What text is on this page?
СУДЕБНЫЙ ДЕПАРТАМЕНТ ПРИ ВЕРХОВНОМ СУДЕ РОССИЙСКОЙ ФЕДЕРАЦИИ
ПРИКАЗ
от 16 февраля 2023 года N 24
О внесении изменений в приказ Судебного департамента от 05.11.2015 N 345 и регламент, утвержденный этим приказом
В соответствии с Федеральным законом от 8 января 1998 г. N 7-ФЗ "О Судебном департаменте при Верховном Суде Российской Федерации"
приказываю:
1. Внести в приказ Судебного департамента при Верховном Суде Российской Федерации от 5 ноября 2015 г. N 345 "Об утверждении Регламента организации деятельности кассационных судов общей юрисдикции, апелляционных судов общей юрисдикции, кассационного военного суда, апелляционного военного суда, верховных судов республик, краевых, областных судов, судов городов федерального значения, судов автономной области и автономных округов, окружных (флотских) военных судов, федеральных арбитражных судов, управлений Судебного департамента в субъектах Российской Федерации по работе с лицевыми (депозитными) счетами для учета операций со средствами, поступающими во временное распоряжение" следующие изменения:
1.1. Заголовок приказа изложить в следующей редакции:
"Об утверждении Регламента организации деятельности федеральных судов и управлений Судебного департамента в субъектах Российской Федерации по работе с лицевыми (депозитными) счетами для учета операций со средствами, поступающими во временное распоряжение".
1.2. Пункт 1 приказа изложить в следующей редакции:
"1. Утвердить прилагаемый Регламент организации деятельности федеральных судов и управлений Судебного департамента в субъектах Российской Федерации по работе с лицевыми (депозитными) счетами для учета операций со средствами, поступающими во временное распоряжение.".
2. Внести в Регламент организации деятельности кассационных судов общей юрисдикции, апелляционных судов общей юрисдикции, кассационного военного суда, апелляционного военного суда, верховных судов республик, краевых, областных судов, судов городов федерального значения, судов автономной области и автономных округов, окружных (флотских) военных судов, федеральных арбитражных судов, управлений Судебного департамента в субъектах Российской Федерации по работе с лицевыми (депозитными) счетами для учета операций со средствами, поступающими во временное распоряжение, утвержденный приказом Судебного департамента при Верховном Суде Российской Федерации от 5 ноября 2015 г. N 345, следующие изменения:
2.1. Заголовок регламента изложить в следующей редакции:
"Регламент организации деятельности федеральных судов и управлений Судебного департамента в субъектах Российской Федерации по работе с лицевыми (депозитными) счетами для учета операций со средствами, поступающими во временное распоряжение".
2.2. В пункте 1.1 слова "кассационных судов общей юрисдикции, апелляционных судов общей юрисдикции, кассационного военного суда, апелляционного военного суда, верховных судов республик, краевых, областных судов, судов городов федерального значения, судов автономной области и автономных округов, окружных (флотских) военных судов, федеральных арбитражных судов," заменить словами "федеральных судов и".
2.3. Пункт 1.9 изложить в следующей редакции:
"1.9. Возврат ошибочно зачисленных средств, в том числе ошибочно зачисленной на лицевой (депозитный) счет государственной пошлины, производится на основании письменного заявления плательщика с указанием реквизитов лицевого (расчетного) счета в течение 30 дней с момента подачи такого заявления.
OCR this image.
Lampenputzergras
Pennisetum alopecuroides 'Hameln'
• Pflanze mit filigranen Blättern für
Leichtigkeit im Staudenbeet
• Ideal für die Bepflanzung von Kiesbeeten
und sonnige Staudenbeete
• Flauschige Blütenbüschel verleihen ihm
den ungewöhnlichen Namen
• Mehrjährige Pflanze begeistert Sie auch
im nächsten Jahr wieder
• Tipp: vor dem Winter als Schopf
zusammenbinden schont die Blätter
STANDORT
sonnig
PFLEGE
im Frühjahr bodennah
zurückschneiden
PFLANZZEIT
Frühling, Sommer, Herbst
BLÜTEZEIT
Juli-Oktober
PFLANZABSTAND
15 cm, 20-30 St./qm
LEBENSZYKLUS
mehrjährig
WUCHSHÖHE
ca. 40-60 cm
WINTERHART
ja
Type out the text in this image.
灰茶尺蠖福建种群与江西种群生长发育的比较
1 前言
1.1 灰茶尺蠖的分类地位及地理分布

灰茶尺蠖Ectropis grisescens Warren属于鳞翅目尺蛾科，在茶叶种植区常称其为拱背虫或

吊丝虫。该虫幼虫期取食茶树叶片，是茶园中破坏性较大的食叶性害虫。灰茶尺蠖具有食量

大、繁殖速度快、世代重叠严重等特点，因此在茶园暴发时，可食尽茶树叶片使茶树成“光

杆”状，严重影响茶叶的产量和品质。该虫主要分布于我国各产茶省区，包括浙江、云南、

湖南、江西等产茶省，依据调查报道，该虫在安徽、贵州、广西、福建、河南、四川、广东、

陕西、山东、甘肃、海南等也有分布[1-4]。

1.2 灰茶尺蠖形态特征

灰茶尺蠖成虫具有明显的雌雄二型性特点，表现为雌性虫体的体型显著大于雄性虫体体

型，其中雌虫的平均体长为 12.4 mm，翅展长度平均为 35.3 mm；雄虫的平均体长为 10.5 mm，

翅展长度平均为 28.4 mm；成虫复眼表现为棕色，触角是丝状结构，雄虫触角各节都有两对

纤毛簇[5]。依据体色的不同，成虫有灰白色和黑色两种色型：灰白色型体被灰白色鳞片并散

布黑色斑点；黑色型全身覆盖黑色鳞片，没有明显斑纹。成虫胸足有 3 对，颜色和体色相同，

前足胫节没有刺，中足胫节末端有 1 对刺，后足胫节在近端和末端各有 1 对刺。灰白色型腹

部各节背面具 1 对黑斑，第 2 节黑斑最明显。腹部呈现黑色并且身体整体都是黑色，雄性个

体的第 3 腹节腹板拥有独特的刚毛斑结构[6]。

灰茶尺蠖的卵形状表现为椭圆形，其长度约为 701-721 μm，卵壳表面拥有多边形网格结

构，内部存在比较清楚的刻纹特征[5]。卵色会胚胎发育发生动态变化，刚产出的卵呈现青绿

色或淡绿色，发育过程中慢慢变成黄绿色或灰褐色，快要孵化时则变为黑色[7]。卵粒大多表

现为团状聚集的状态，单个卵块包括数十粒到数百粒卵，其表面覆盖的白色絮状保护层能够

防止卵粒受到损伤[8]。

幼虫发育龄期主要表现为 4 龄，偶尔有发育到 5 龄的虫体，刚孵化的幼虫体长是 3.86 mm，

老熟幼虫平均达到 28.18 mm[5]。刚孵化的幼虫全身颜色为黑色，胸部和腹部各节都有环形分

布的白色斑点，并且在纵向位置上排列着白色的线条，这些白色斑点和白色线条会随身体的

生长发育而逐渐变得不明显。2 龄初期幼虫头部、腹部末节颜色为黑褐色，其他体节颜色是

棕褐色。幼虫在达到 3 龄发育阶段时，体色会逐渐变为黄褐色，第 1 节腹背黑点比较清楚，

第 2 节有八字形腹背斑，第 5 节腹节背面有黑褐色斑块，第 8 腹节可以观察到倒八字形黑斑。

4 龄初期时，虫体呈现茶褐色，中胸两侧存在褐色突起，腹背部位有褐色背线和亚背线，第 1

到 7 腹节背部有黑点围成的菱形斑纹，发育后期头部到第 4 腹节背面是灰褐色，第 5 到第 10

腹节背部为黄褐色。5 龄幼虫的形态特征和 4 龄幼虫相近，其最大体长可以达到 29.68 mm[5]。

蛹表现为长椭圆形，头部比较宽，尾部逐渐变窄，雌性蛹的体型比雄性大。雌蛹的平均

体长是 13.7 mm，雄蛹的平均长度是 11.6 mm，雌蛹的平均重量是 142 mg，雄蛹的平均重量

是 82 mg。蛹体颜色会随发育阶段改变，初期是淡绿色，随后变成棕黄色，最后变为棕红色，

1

## To be done
State how many lines of the records above contain the word "изложить", and give only that number.

## Answer to the exercise
4